START

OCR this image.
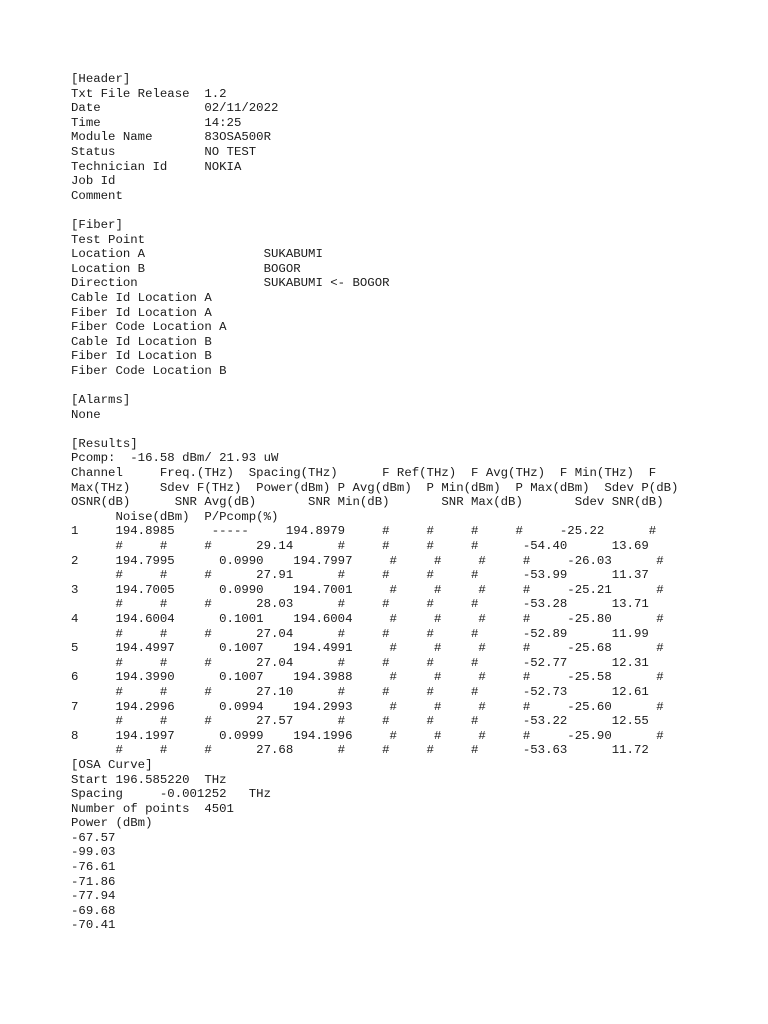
[Header]
Txt File Release  1.2
Date              02/11/2022
Time              14:25
Module Name       83OSA500R
Status            NO TEST
Technician Id     NOKIA
Job Id
Comment
[Fiber]
Test Point
Location A                SUKABUMI
Location B                BOGOR
Direction                 SUKABUMI <- BOGOR
Cable Id Location A
Fiber Id Location A
Fiber Code Location A
Cable Id Location B
Fiber Id Location B
Fiber Code Location B
[Alarms]
None
[Results]
Pcomp:  -16.58 dBm/ 21.93 uW
Channel     Freq.(THz)  Spacing(THz)      F Ref(THz)  F Avg(THz)  F Min(THz)  F
Max(THz)    Sdev F(THz)  Power(dBm) P Avg(dBm)  P Min(dBm)  P Max(dBm)  Sdev P(dB)
OSNR(dB)      SNR Avg(dB)       SNR Min(dB)       SNR Max(dB)       Sdev SNR(dB)
Noise(dBm)  P/Pcomp(%)
1     194.8985     -----     194.8979     #     #     #     #     -25.22      #
#     #     #      29.14      #     #     #     #      -54.40      13.69
2     194.7995      0.0990    194.7997     #     #     #     #     -26.03      #
#     #     #      27.91      #     #     #     #      -53.99      11.37
3     194.7005      0.0990    194.7001     #     #     #     #     -25.21      #
#     #     #      28.03      #     #     #     #      -53.28      13.71
4     194.6004      0.1001    194.6004     #     #     #     #     -25.80      #
#     #     #      27.04      #     #     #     #      -52.89      11.99
5     194.4997      0.1007    194.4991     #     #     #     #     -25.68      #
#     #     #      27.04      #     #     #     #      -52.77      12.31
6     194.3990      0.1007    194.3988     #     #     #     #     -25.58      #
#     #     #      27.10      #     #     #     #      -52.73      12.61
7     194.2996      0.0994    194.2993     #     #     #     #     -25.60      #
#     #     #      27.57      #     #     #     #      -53.22      12.55
8     194.1997      0.0999    194.1996     #     #     #     #     -25.90      #
#     #     #      27.68      #     #     #     #      -53.63      11.72
[OSA Curve]
Start 196.585220  THz
Spacing     -0.001252   THz
Number of points  4501
Power (dBm)
-67.57
-99.03
-76.61
-71.86
-77.94
-69.68
-70.41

END

The records above must be echoed exactly, minus their pictures.

OCR this image.
[Header]
Txt File Release  1.2
Date              02/11/2022
Time              14:25
Module Name       83OSA500R
Status            NO TEST
Technician Id     NOKIA
Job Id
Comment
[Fiber]
Test Point
Location A                SUKABUMI
Location B                BOGOR
Direction                 SUKABUMI <- BOGOR
Cable Id Location A
Fiber Id Location A
Fiber Code Location A
Cable Id Location B
Fiber Id Location B
Fiber Code Location B
[Alarms]
None
[Results]
Pcomp:  -16.58 dBm/ 21.93 uW
Channel     Freq.(THz)  Spacing(THz)      F Ref(THz)  F Avg(THz)  F Min(THz)  F
Max(THz)    Sdev F(THz)  Power(dBm) P Avg(dBm)  P Min(dBm)  P Max(dBm)  Sdev P(dB)
OSNR(dB)      SNR Avg(dB)       SNR Min(dB)       SNR Max(dB)       Sdev SNR(dB)
Noise(dBm)  P/Pcomp(%)
1     194.8985     -----     194.8979     #     #     #     #     -25.22      #
#     #     #      29.14      #     #     #     #      -54.40      13.69
2     194.7995      0.0990    194.7997     #     #     #     #     -26.03      #
#     #     #      27.91      #     #     #     #      -53.99      11.37
3     194.7005      0.0990    194.7001     #     #     #     #     -25.21      #
#     #     #      28.03      #     #     #     #      -53.28      13.71
4     194.6004      0.1001    194.6004     #     #     #     #     -25.80      #
#     #     #      27.04      #     #     #     #      -52.89      11.99
5     194.4997      0.1007    194.4991     #     #     #     #     -25.68      #
#     #     #      27.04      #     #     #     #      -52.77      12.31
6     194.3990      0.1007    194.3988     #     #     #     #     -25.58      #
#     #     #      27.10      #     #     #     #      -52.73      12.61
7     194.2996      0.0994    194.2993     #     #     #     #     -25.60      #
#     #     #      27.57      #     #     #     #      -53.22      12.55
8     194.1997      0.0999    194.1996     #     #     #     #     -25.90      #
#     #     #      27.68      #     #     #     #      -53.63      11.72
[OSA Curve]
Start 196.585220  THz
Spacing     -0.001252   THz
Number of points  4501
Power (dBm)
-67.57
-99.03
-76.61
-71.86
-77.94
-69.68
-70.41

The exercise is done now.